— Begin Data —
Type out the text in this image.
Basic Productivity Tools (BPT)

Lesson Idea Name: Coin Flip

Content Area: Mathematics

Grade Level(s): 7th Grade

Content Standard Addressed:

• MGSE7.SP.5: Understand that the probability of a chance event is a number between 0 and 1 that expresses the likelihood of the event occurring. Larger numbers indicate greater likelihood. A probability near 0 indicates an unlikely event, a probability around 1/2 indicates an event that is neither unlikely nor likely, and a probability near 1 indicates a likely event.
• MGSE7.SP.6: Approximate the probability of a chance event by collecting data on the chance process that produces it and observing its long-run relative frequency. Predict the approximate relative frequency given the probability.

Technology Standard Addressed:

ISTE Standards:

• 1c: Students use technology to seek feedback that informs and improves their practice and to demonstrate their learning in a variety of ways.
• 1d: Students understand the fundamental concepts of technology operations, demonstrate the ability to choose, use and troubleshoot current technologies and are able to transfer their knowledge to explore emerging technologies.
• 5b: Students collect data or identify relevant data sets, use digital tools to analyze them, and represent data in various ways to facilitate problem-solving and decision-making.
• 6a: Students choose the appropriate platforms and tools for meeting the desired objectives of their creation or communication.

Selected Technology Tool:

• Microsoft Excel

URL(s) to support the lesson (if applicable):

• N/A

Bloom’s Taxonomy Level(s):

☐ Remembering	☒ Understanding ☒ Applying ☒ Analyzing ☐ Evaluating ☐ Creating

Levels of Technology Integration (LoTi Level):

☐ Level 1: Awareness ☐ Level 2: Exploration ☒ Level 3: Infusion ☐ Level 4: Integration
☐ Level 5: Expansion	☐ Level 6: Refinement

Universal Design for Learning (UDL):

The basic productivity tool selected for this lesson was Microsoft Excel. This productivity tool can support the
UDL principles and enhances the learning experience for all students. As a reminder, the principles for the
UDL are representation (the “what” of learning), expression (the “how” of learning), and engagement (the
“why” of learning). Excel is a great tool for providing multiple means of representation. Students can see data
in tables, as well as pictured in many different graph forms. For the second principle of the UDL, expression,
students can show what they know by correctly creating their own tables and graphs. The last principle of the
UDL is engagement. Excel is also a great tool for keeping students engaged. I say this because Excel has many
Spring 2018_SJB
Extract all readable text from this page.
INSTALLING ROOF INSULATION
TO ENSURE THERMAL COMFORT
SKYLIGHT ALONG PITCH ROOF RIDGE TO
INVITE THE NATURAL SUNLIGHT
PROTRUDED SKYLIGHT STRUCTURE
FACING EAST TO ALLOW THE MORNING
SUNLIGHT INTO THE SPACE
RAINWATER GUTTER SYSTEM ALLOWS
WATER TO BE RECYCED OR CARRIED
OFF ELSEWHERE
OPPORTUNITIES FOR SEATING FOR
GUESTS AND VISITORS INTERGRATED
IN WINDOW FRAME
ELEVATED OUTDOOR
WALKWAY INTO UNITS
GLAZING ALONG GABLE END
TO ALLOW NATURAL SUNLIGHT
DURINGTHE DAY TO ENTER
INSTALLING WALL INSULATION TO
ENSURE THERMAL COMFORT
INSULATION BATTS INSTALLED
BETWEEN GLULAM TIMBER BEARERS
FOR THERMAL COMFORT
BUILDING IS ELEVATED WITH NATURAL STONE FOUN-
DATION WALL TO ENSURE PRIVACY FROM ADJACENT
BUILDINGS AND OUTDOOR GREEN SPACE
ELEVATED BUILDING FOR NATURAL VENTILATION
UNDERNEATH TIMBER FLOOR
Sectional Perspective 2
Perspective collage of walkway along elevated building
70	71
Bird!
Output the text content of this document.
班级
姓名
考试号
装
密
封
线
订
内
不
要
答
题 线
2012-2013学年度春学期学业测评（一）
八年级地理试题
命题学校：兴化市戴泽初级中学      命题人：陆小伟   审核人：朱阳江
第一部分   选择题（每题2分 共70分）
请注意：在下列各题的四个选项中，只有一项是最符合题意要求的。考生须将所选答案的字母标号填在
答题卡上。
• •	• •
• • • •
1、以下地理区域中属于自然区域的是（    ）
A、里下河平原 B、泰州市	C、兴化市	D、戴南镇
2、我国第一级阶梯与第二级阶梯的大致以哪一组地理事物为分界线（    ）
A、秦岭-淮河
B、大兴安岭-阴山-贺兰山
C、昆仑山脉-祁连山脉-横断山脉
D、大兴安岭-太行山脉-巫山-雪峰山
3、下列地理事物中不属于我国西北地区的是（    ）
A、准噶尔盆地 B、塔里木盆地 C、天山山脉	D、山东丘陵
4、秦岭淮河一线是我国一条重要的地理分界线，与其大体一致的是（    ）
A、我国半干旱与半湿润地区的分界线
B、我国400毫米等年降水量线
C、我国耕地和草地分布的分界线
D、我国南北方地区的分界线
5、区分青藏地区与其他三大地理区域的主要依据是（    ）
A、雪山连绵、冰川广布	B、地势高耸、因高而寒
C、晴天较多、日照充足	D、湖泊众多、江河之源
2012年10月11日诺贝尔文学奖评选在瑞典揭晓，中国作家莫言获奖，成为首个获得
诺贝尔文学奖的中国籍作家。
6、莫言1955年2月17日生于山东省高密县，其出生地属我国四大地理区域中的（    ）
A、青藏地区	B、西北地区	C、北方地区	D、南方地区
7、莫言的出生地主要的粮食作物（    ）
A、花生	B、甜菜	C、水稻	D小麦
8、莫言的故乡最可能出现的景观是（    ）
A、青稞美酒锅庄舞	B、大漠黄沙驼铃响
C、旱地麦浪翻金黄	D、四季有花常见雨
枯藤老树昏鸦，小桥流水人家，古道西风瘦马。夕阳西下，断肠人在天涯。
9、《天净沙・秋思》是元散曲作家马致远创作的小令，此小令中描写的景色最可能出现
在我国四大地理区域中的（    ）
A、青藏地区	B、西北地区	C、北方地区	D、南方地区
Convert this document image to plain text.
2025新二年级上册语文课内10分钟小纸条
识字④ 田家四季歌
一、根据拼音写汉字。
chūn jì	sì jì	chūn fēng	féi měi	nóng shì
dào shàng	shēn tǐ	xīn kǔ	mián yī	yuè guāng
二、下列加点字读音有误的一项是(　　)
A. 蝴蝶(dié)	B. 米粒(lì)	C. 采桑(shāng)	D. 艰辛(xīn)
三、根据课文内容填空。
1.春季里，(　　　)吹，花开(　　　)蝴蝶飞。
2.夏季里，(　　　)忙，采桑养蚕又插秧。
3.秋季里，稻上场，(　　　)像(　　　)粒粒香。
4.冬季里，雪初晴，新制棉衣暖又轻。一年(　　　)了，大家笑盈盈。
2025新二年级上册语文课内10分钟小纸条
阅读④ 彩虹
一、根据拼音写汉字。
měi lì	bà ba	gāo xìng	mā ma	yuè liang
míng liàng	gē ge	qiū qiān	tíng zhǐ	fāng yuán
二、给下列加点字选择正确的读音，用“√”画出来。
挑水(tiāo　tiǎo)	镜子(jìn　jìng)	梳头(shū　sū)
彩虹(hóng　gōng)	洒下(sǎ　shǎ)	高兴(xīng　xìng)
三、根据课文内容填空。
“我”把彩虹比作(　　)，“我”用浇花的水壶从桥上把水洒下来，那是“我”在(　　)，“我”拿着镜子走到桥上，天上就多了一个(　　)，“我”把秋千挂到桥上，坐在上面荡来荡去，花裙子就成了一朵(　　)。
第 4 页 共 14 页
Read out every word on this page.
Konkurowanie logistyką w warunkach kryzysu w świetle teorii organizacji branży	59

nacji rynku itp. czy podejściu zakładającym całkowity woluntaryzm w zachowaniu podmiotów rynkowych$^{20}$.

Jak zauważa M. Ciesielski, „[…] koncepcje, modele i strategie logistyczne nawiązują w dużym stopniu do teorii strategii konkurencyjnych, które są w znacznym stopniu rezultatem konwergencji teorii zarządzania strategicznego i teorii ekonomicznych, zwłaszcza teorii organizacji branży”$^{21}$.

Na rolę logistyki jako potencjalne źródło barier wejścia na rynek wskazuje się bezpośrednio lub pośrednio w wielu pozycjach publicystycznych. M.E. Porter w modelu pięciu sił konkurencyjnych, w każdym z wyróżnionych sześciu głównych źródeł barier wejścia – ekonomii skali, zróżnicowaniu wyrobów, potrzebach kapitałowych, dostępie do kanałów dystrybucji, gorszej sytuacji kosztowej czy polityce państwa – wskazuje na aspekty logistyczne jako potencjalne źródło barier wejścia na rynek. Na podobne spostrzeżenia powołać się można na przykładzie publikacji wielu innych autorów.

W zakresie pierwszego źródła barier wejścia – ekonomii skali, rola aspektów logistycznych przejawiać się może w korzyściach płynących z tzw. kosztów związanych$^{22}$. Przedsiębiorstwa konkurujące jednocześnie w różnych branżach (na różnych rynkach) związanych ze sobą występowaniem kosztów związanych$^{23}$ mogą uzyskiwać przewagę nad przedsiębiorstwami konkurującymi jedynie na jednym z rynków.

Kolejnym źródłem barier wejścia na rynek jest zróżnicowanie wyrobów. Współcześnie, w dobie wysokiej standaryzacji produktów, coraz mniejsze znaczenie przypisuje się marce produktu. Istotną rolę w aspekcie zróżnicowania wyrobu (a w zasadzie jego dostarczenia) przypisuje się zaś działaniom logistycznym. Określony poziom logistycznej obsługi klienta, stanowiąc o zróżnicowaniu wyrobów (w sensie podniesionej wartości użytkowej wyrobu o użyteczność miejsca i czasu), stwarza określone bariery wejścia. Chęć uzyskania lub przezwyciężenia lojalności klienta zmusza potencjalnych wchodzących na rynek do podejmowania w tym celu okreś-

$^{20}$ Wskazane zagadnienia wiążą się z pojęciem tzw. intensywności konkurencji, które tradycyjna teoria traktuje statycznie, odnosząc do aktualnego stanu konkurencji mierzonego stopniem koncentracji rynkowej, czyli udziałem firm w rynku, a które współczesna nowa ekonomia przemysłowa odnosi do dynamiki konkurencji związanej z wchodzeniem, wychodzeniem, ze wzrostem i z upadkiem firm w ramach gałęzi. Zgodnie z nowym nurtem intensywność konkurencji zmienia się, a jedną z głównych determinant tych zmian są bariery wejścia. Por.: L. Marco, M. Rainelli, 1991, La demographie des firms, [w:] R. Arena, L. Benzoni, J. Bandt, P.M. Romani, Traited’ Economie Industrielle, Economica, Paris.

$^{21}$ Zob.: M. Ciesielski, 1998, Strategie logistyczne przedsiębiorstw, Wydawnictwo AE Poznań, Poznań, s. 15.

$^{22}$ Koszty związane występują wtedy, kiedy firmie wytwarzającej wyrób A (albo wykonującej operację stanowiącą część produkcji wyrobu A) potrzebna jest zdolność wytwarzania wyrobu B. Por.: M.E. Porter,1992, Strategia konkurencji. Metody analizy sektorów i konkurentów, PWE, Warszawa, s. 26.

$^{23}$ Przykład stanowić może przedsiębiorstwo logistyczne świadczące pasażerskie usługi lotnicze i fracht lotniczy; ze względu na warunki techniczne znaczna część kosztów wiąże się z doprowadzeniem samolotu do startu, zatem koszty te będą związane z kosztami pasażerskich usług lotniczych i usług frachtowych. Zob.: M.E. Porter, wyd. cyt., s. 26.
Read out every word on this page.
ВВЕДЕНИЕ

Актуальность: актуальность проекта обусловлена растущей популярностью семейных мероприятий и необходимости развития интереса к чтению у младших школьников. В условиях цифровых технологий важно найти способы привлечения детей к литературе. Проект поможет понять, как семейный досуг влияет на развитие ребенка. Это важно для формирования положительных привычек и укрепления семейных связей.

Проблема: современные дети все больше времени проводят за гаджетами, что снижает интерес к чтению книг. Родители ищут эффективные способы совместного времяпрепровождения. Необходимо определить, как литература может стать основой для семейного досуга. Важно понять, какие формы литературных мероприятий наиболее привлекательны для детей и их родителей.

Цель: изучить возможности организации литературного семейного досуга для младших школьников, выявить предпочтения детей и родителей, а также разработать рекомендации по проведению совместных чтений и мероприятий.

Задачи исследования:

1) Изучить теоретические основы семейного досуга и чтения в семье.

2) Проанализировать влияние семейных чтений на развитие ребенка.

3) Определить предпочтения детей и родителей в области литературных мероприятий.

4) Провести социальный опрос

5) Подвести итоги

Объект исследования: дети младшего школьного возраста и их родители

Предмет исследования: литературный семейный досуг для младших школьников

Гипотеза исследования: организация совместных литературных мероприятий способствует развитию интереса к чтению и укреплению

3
— End Data —
## Given problem
From the entries, copy out each line containing the word "engagement".

## The response
UDL are representation (the “what” of learning), expression (the “how” of learning), and engagement (the
UDL is engagement. Excel is also a great tool for keeping students engaged. I say this because Excel has many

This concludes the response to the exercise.